*** Data shown ***
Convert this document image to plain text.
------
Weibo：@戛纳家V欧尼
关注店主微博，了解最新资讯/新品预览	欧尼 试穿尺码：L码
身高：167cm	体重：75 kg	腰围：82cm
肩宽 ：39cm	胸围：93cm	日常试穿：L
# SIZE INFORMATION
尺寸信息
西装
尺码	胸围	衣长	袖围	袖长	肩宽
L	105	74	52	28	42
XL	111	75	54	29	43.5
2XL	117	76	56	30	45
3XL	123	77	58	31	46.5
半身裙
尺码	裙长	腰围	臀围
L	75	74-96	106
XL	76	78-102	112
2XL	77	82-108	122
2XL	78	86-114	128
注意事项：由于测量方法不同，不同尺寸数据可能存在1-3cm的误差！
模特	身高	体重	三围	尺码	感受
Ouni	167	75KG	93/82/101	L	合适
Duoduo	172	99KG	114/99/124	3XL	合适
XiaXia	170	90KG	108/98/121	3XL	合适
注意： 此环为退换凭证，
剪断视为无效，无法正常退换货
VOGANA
***
» **Problem to solve**:
Transcribe the material above in its entirety. Match it exactly.

» **Task answer**:
Convert this document image to plain text.
------
Weibo：@戛纳家V欧尼
关注店主微博，了解最新资讯/新品预览	欧尼 试穿尺码：L码
身高：167cm	体重：75 kg	腰围：82cm
肩宽 ：39cm	胸围：93cm	日常试穿：L
# SIZE INFORMATION
尺寸信息
西装
尺码	胸围	衣长	袖围	袖长	肩宽
L	105	74	52	28	42
XL	111	75	54	29	43.5
2XL	117	76	56	30	45
3XL	123	77	58	31	46.5
半身裙
尺码	裙长	腰围	臀围
L	75	74-96	106
XL	76	78-102	112
2XL	77	82-108	122
2XL	78	86-114	128
注意事项：由于测量方法不同，不同尺寸数据可能存在1-3cm的误差！
模特	身高	体重	三围	尺码	感受
Ouni	167	75KG	93/82/101	L	合适
Duoduo	172	99KG	114/99/124	3XL	合适
XiaXia	170	90KG	108/98/121	3XL	合适
注意： 此环为退换凭证，
剪断视为无效，无法正常退换货
VOGANA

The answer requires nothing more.